PROBLEM DETAILS
Can you output, unchanged, the lines that start with the line containing "perspective-graph-layout-button[interactable] [4, 527, 36, 559]" and end with the line containing "soft-mod-icon [11, 296, 29, 313]", both of those included?
_ _ _
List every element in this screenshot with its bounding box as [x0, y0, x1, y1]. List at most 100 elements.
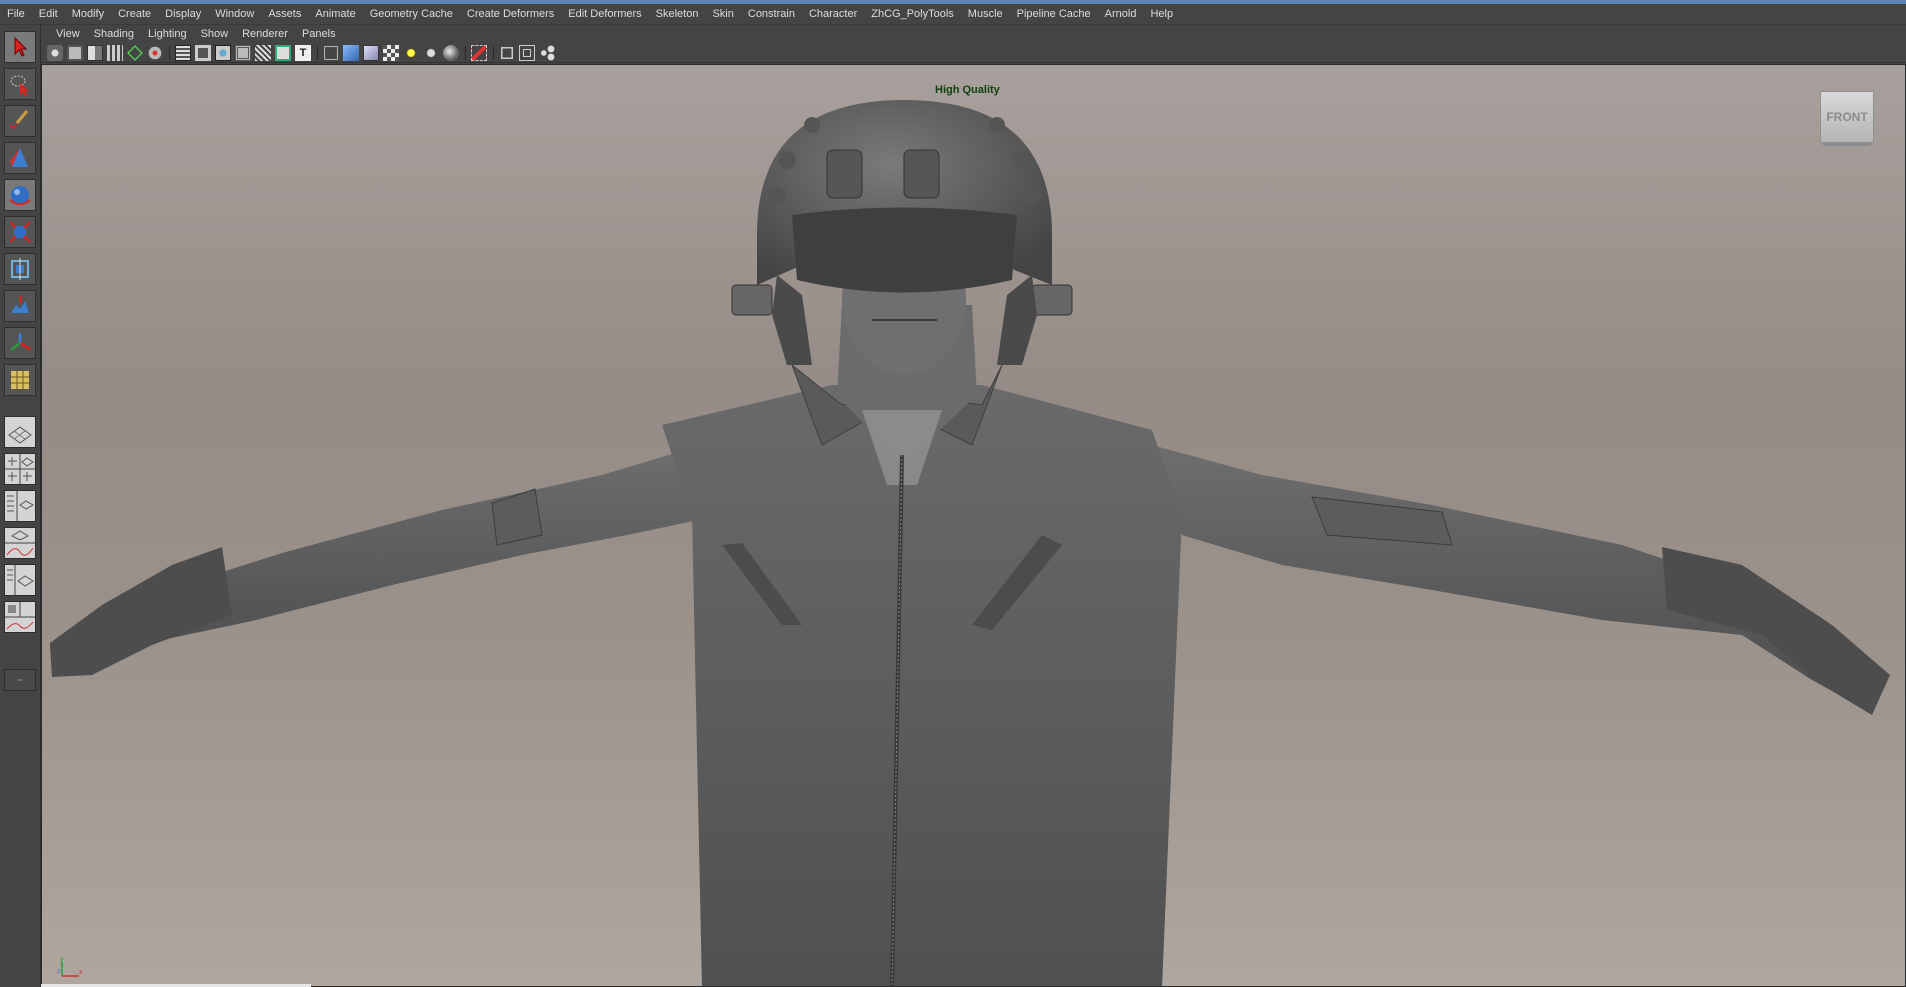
perspective-graph-layout-button[interactable] [4, 527, 36, 559]
outliner-perspective-layout-button[interactable] [4, 564, 36, 596]
four-view-layout-button[interactable] [4, 453, 36, 485]
pilot-model [50, 100, 1890, 986]
menu-muscle[interactable]: Muscle [961, 4, 1010, 24]
uv-grid-icon [11, 371, 29, 389]
wireframe-on-shaded-icon[interactable] [324, 45, 338, 60]
axis-z-label: z [57, 968, 61, 975]
last-used-tool-button[interactable] [4, 364, 36, 396]
menu-create-deformers[interactable]: Create Deformers [460, 4, 561, 24]
toolbar-separator [317, 45, 318, 60]
menu-edit-deformers[interactable]: Edit Deformers [561, 4, 648, 24]
menu-geometry-cache[interactable]: Geometry Cache [363, 4, 460, 24]
wireframe-icon[interactable] [275, 44, 291, 61]
menu-window[interactable]: Window [208, 4, 261, 24]
layout-hypershade-icon [5, 602, 35, 632]
lasso-icon [10, 75, 29, 96]
panel-toolbar: T [41, 43, 1906, 63]
move-cone-icon [10, 148, 28, 167]
panel-menubar: View Shading Lighting Show Renderer Pane… [41, 25, 1906, 43]
grid-icon[interactable] [148, 46, 162, 59]
graph-nodes-icon[interactable] [539, 44, 555, 61]
menu-zhcg-polytools[interactable]: ZhCG_PolyTools [864, 4, 961, 24]
select-arrow-icon [14, 36, 28, 57]
menu-modify[interactable]: Modify [65, 4, 111, 24]
layout-outliner-persp-icon [5, 565, 35, 595]
menu-display[interactable]: Display [158, 4, 208, 24]
isolate-select-icon[interactable] [423, 44, 439, 61]
resolution-gate-icon[interactable] [175, 44, 191, 61]
lasso-tool-button[interactable] [4, 68, 36, 100]
axis-y-label: y [60, 956, 64, 963]
scale-cube-icon [9, 221, 31, 243]
panel-menu-view[interactable]: View [49, 25, 87, 43]
perspective-outliner-layout-button[interactable] [4, 490, 36, 522]
panel-menu-panels[interactable]: Panels [295, 25, 343, 43]
image-plane-icon[interactable] [87, 44, 103, 61]
soft-mod-icon [11, 296, 29, 313]
menu-file[interactable]: File [0, 4, 32, 24]
ambient-occlusion-icon[interactable] [403, 44, 419, 61]
panel-menu-renderer[interactable]: Renderer [235, 25, 295, 43]
shadows-icon[interactable] [383, 44, 399, 61]
textured-icon[interactable] [343, 44, 359, 61]
menu-assets[interactable]: Assets [261, 4, 308, 24]
rotate-sphere-icon [9, 186, 31, 205]
menu-pipeline-cache[interactable]: Pipeline Cache [1010, 4, 1098, 24]
layout-four-icon [5, 454, 35, 484]
menu-skin[interactable]: Skin [705, 4, 740, 24]
bookmark-icon[interactable] [67, 44, 83, 61]
menu-create[interactable]: Create [111, 4, 158, 24]
toolbar-separator [169, 45, 170, 60]
rotate-tool-button[interactable] [4, 179, 36, 211]
hypershade-perspective-layout-button[interactable] [4, 601, 36, 633]
paint-select-tool-button[interactable] [4, 105, 36, 137]
safe-action-icon[interactable] [235, 44, 251, 61]
gate-mask-icon[interactable] [195, 44, 211, 61]
xray-icon[interactable] [443, 44, 459, 61]
soft-modification-button[interactable] [4, 290, 36, 322]
layout-graph-icon [5, 528, 35, 558]
universal-manipulator-icon [11, 258, 29, 280]
menu-arnold[interactable]: Arnold [1098, 4, 1144, 24]
show-manipulator-button[interactable] [4, 327, 36, 359]
layout-outliner-icon [5, 491, 35, 521]
menu-constrain[interactable]: Constrain [741, 4, 802, 24]
move-tool-button[interactable] [4, 142, 36, 174]
menu-edit[interactable]: Edit [32, 4, 65, 24]
maya-window: File Edit Modify Create Display Window A… [0, 0, 1906, 987]
quality-label: High Quality [935, 84, 1000, 96]
select-tool-button[interactable] [4, 31, 36, 63]
panel-menu-shading[interactable]: Shading [87, 25, 141, 43]
toolbox [0, 25, 41, 987]
manipulator-axes-icon [10, 333, 31, 351]
toolbar-separator [493, 45, 494, 60]
panel-menu-show[interactable]: Show [194, 25, 236, 43]
viewcube-front[interactable]: FRONT [1820, 91, 1874, 143]
toolbox-more-button[interactable] [4, 669, 36, 691]
viewport-3d[interactable]: High Quality FRONT y z x [41, 64, 1906, 987]
dash-icon [17, 679, 23, 681]
panel-menu-lighting[interactable]: Lighting [141, 25, 194, 43]
menu-skeleton[interactable]: Skeleton [649, 4, 706, 24]
xray-joints-icon[interactable] [471, 44, 487, 61]
camera-attributes-icon[interactable] [47, 44, 63, 61]
menu-character[interactable]: Character [802, 4, 864, 24]
scale-tool-button[interactable] [4, 216, 36, 248]
single-perspective-layout-button[interactable] [4, 416, 36, 448]
resolution-icon[interactable] [519, 44, 535, 61]
axis-x-label: x [79, 969, 83, 976]
menu-animate[interactable]: Animate [308, 4, 362, 24]
field-chart-icon[interactable] [215, 44, 231, 61]
layout-single-icon [5, 417, 35, 447]
menu-help[interactable]: Help [1143, 4, 1180, 24]
film-gate-icon[interactable] [107, 44, 123, 61]
axis-gizmo-icon: y z x [57, 956, 83, 977]
toolbar-separator [465, 45, 466, 60]
use-all-lights-icon[interactable] [363, 44, 379, 61]
main-menubar: File Edit Modify Create Display Window A… [0, 4, 1906, 25]
hud-icon[interactable] [501, 46, 513, 59]
safe-title-icon[interactable] [255, 44, 271, 61]
universal-manipulator-button[interactable] [4, 253, 36, 285]
grease-pencil-icon[interactable] [127, 44, 143, 61]
smooth-shade-icon[interactable]: T [295, 44, 311, 61]
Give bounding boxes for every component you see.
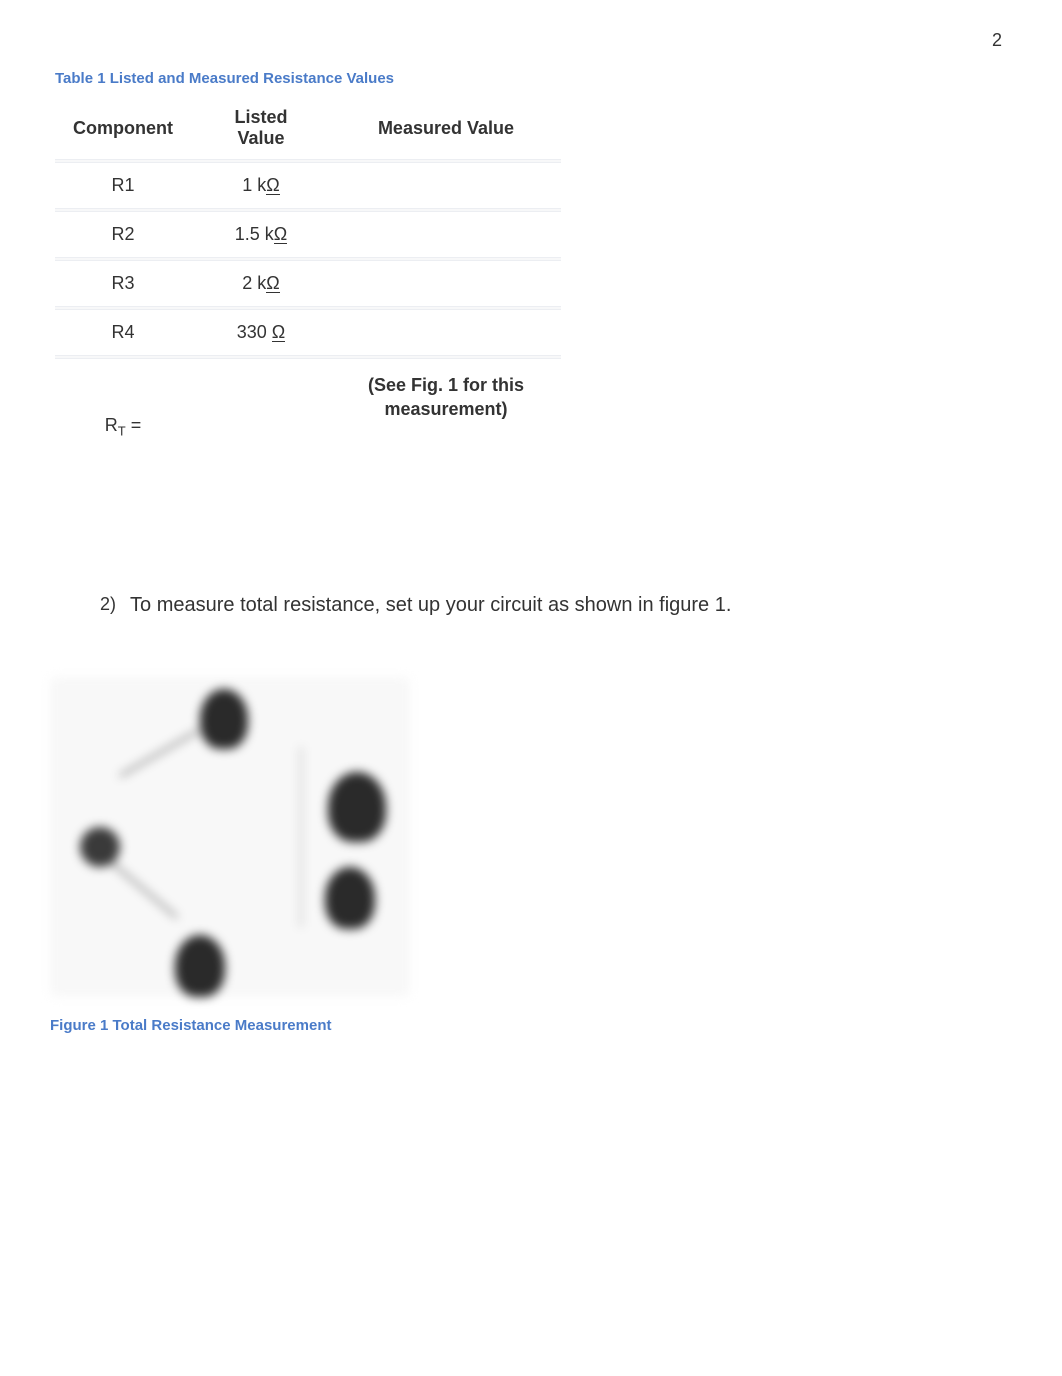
_ _ _
TASK RESPONSE
perspective-graph-layout-button[interactable] [4, 527, 36, 559]
outliner-perspective-layout-button[interactable] [4, 564, 36, 596]
four-view-layout-button[interactable] [4, 453, 36, 485]
pilot-model [50, 100, 1890, 986]
menu-muscle[interactable]: Muscle [961, 4, 1010, 24]
uv-grid-icon [11, 371, 29, 389]
wireframe-on-shaded-icon[interactable] [324, 45, 338, 60]
axis-z-label: z [57, 968, 61, 975]
last-used-tool-button[interactable] [4, 364, 36, 396]
menu-create-deformers[interactable]: Create Deformers [460, 4, 561, 24]
toolbar-separator [317, 45, 318, 60]
menu-edit-deformers[interactable]: Edit Deformers [561, 4, 648, 24]
menu-geometry-cache[interactable]: Geometry Cache [363, 4, 460, 24]
wireframe-icon[interactable] [275, 44, 291, 61]
menu-window[interactable]: Window [208, 4, 261, 24]
layout-hypershade-icon [5, 602, 35, 632]
lasso-icon [10, 75, 29, 96]
panel-toolbar: T [41, 43, 1906, 63]
move-cone-icon [10, 148, 28, 167]
panel-menubar: View Shading Lighting Show Renderer Pane… [41, 25, 1906, 43]
grid-icon[interactable] [148, 46, 162, 59]
graph-nodes-icon[interactable] [539, 44, 555, 61]
menu-zhcg-polytools[interactable]: ZhCG_PolyTools [864, 4, 961, 24]
select-arrow-icon [14, 36, 28, 57]
menu-modify[interactable]: Modify [65, 4, 111, 24]
layout-outliner-persp-icon [5, 565, 35, 595]
menu-display[interactable]: Display [158, 4, 208, 24]
isolate-select-icon[interactable] [423, 44, 439, 61]
resolution-gate-icon[interactable] [175, 44, 191, 61]
lasso-tool-button[interactable] [4, 68, 36, 100]
axis-y-label: y [60, 956, 64, 963]
scale-cube-icon [9, 221, 31, 243]
panel-menu-view[interactable]: View [49, 25, 87, 43]
perspective-outliner-layout-button[interactable] [4, 490, 36, 522]
panel-menu-panels[interactable]: Panels [295, 25, 343, 43]
image-plane-icon[interactable] [87, 44, 103, 61]
soft-mod-icon [11, 296, 29, 313]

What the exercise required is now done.